▶ _Document section_

-- Opening Marker --

Article ID Journal Published Year Pages File Type
4375362 Ecological Informatics 2008 11 Pages PDF
Abstract

Germany participated in the European heavy metals in mosses surveys in 1990, 1995, and 2000. The goal was to map the spatial patterns of the metal bioaccumulation as a comparative measure for the atmospheric deposition of metals in terrestrial ecosystems. In 2000, the density of the German moss network exceeded the recommendation of the European monitoring manual by almost 100%. Therefore, the first objective in the campaign 2005 was to reduce the monitoring network from 1028 to 720 sites, without changing significantly in terms the ecological and land use coverage of the monitoring network, as well as geostatistical and descriptive statistical measures. In addition, the efficiency of the moss survey was to be improved by spatially linking it to other environmental monitoring programmes. The reorganisation of the monitoring network was based on the following data: measurements of up to 40 elements from 592 (1990), 1026 (1995), and 1028 (2000) German moss monitoring sites, surface maps on the surroundings of the monitoring sites with regard to the ecological coverage, land use, and modelled nitrogen deposition, as well as data from other environmental monitoring networks. These data sets were analysed in a four-step procedure comprising geostatistics, inference, and percentile statistics, as well as GIS techniques. As a result, the moss monitoring network could be reduced by 308 monitoring sites without significant change of the ecological coverage of the monitoring sites, their average neighbourhood regarding land use categories related to nitrogen and metal emissions, the geostatistical representativity of the measurement values or chosen descriptive statistical measures. The latter applies not only to the German territory but for all federal states and for 21 ecoregions as well. The methodology presented assists the restructuring of environmental monitoring networks und enables the quantitative description of possible effects on the information quality. The site optimisation approach could be applied to other environmental monitoring programmes for sampling efficiency.

-- Closing Marker --

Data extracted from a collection
-- Opening Marker --

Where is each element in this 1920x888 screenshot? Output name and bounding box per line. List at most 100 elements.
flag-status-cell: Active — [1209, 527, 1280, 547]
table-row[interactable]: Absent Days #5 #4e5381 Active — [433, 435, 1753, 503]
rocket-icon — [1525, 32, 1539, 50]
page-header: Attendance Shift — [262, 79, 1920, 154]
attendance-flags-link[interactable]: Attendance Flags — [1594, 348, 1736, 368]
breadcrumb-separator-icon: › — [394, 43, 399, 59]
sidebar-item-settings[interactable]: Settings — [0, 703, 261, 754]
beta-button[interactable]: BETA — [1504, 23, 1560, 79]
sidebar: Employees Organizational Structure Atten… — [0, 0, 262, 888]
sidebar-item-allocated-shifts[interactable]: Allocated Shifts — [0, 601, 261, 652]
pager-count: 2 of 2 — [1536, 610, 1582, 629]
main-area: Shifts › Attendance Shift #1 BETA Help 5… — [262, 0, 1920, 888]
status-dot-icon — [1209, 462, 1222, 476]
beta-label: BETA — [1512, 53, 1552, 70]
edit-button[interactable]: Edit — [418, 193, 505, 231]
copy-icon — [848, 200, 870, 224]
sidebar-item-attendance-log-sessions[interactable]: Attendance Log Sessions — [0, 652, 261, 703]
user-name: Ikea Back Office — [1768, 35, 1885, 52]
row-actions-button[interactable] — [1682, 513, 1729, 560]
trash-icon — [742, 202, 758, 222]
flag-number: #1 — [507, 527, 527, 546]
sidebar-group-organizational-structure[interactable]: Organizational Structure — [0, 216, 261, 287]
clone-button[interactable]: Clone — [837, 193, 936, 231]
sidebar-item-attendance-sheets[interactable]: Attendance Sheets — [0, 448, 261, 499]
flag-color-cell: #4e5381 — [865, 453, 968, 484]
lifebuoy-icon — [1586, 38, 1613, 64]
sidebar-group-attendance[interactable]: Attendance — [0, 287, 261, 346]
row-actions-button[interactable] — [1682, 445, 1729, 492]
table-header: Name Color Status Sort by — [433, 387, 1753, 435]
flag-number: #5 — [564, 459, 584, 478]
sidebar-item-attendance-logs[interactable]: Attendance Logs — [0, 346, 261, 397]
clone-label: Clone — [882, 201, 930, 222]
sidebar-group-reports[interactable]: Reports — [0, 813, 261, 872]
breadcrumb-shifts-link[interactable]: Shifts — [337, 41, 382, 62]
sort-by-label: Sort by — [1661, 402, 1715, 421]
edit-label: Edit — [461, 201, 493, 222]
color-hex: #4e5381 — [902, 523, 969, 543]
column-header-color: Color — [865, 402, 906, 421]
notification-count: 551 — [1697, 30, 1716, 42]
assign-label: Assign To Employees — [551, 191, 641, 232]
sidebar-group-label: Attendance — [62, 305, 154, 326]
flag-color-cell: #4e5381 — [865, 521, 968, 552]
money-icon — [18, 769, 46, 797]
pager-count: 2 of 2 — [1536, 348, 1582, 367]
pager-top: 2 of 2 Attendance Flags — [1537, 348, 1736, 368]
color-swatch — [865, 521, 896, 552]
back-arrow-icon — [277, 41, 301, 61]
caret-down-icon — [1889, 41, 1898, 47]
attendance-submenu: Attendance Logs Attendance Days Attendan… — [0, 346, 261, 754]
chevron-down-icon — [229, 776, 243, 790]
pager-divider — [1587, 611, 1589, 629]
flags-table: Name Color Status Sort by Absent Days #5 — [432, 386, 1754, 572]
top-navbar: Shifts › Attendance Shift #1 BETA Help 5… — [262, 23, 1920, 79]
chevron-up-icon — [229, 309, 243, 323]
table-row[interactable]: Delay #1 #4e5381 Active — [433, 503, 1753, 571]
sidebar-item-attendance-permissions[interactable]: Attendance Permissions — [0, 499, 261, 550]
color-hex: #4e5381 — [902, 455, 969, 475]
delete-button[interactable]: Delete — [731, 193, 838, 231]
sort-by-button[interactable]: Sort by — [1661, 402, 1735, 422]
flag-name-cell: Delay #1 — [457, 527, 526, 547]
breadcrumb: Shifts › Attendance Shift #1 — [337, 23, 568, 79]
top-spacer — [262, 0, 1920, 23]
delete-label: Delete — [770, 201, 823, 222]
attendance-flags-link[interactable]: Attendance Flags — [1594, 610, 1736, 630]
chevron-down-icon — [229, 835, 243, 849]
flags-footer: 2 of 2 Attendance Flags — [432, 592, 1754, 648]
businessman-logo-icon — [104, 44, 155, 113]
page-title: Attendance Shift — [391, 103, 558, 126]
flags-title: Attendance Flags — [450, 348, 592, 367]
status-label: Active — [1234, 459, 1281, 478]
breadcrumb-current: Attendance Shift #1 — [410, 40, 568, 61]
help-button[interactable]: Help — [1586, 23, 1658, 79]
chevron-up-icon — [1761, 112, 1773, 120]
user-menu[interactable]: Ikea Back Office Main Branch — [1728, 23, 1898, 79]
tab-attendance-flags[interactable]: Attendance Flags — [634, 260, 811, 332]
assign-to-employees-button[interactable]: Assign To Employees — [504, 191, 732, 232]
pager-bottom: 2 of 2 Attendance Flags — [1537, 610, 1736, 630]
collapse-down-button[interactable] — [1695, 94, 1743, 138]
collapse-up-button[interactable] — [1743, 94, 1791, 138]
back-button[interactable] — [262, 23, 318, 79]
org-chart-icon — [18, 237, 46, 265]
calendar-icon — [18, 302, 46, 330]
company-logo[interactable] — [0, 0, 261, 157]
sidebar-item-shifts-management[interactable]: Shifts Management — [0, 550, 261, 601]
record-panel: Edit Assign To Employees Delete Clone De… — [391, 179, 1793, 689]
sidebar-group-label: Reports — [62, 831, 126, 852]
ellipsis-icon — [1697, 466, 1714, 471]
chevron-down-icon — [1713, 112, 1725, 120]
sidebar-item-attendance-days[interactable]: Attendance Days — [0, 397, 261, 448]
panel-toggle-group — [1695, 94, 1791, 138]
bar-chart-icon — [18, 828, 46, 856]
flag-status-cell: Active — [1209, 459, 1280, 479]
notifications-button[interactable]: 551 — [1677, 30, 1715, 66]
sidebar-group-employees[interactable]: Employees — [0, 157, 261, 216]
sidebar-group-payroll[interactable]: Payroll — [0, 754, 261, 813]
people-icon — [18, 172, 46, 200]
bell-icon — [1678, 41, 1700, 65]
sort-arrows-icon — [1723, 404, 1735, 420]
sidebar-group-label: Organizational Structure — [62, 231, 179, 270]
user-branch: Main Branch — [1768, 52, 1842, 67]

-- Closing Marker --

▶ _Prompt_
Answer these questions from the abstract on German moss monitoring:
1. In which years did Germany take part in the European heavy metals in mosses surveys?
2. To how many sites was the monitoring network to be reduced in the 2005 campaign?
3. For how many ecoregions, besides the German territory and all federal states, did the chosen descriptive statistical measures stay without significant change?

▶ _Finished exercise_
1. 1990, 1995, and 2000
2. 720 sites
3. 21 ecoregions